The problem ->
Copy out all the records, word for word.

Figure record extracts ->
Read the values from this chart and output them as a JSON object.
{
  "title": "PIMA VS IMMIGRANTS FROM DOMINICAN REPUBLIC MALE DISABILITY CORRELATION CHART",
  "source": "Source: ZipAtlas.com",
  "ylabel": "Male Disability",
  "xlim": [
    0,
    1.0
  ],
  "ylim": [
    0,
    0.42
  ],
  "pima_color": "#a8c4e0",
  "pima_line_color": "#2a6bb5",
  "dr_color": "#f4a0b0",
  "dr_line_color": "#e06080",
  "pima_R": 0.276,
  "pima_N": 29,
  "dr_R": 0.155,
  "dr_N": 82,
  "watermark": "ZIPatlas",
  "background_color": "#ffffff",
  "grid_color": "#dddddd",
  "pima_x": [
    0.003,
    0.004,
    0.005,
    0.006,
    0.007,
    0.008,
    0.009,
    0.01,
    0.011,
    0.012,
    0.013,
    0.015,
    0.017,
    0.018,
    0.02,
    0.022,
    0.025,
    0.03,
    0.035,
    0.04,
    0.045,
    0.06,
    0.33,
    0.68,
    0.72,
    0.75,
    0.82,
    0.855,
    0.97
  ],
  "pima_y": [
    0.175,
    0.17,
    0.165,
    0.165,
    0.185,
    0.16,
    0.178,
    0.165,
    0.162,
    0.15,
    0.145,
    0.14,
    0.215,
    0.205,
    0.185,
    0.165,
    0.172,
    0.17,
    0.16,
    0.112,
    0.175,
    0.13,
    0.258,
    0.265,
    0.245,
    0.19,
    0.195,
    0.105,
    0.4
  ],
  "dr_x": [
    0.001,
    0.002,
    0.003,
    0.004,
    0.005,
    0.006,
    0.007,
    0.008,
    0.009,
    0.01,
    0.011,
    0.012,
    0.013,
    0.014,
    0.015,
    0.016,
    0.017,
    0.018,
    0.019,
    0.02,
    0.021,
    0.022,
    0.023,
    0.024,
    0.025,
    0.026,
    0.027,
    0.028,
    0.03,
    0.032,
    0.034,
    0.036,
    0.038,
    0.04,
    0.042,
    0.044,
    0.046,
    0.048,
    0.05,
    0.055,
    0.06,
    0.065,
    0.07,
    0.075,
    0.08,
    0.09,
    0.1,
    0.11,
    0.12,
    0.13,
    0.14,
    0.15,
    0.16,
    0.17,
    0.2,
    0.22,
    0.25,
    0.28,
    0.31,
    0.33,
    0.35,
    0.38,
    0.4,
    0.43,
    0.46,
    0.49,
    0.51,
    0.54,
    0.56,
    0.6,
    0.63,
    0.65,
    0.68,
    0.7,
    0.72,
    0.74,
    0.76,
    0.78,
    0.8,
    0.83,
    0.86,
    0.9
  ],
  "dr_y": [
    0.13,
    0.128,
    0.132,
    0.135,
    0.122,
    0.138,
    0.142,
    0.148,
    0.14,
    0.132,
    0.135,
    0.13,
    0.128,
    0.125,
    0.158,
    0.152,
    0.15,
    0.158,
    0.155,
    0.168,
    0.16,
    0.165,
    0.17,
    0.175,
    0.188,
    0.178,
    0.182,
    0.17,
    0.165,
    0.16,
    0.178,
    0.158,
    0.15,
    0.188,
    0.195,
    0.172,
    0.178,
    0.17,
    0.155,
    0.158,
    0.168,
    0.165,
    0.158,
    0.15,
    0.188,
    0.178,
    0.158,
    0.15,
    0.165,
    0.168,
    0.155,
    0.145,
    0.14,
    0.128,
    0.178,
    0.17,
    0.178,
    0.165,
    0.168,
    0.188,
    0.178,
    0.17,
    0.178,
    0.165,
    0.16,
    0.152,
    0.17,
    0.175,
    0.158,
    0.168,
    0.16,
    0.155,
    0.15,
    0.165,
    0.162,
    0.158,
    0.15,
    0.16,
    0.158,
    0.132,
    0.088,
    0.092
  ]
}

Problem solution ->
Read the values from this chart and output them as a JSON object.
{
  "title": "PIMA VS IMMIGRANTS FROM DOMINICAN REPUBLIC MALE DISABILITY CORRELATION CHART",
  "source": "Source: ZipAtlas.com",
  "ylabel": "Male Disability",
  "xlim": [
    0,
    1.0
  ],
  "ylim": [
    0,
    0.42
  ],
  "pima_color": "#a8c4e0",
  "pima_line_color": "#2a6bb5",
  "dr_color": "#f4a0b0",
  "dr_line_color": "#e06080",
  "pima_R": 0.276,
  "pima_N": 29,
  "dr_R": 0.155,
  "dr_N": 82,
  "watermark": "ZIPatlas",
  "background_color": "#ffffff",
  "grid_color": "#dddddd",
  "pima_x": [
    0.003,
    0.004,
    0.005,
    0.006,
    0.007,
    0.008,
    0.009,
    0.01,
    0.011,
    0.012,
    0.013,
    0.015,
    0.017,
    0.018,
    0.02,
    0.022,
    0.025,
    0.03,
    0.035,
    0.04,
    0.045,
    0.06,
    0.33,
    0.68,
    0.72,
    0.75,
    0.82,
    0.855,
    0.97
  ],
  "pima_y": [
    0.175,
    0.17,
    0.165,
    0.165,
    0.185,
    0.16,
    0.178,
    0.165,
    0.162,
    0.15,
    0.145,
    0.14,
    0.215,
    0.205,
    0.185,
    0.165,
    0.172,
    0.17,
    0.16,
    0.112,
    0.175,
    0.13,
    0.258,
    0.265,
    0.245,
    0.19,
    0.195,
    0.105,
    0.4
  ],
  "dr_x": [
    0.001,
    0.002,
    0.003,
    0.004,
    0.005,
    0.006,
    0.007,
    0.008,
    0.009,
    0.01,
    0.011,
    0.012,
    0.013,
    0.014,
    0.015,
    0.016,
    0.017,
    0.018,
    0.019,
    0.02,
    0.021,
    0.022,
    0.023,
    0.024,
    0.025,
    0.026,
    0.027,
    0.028,
    0.03,
    0.032,
    0.034,
    0.036,
    0.038,
    0.04,
    0.042,
    0.044,
    0.046,
    0.048,
    0.05,
    0.055,
    0.06,
    0.065,
    0.07,
    0.075,
    0.08,
    0.09,
    0.1,
    0.11,
    0.12,
    0.13,
    0.14,
    0.15,
    0.16,
    0.17,
    0.2,
    0.22,
    0.25,
    0.28,
    0.31,
    0.33,
    0.35,
    0.38,
    0.4,
    0.43,
    0.46,
    0.49,
    0.51,
    0.54,
    0.56,
    0.6,
    0.63,
    0.65,
    0.68,
    0.7,
    0.72,
    0.74,
    0.76,
    0.78,
    0.8,
    0.83,
    0.86,
    0.9
  ],
  "dr_y": [
    0.13,
    0.128,
    0.132,
    0.135,
    0.122,
    0.138,
    0.142,
    0.148,
    0.14,
    0.132,
    0.135,
    0.13,
    0.128,
    0.125,
    0.158,
    0.152,
    0.15,
    0.158,
    0.155,
    0.168,
    0.16,
    0.165,
    0.17,
    0.175,
    0.188,
    0.178,
    0.182,
    0.17,
    0.165,
    0.16,
    0.178,
    0.158,
    0.15,
    0.188,
    0.195,
    0.172,
    0.178,
    0.17,
    0.155,
    0.158,
    0.168,
    0.165,
    0.158,
    0.15,
    0.188,
    0.178,
    0.158,
    0.15,
    0.165,
    0.168,
    0.155,
    0.145,
    0.14,
    0.128,
    0.178,
    0.17,
    0.178,
    0.165,
    0.168,
    0.188,
    0.178,
    0.17,
    0.178,
    0.165,
    0.16,
    0.152,
    0.17,
    0.175,
    0.158,
    0.168,
    0.16,
    0.155,
    0.15,
    0.165,
    0.162,
    0.158,
    0.15,
    0.16,
    0.158,
    0.132,
    0.088,
    0.092
  ]
}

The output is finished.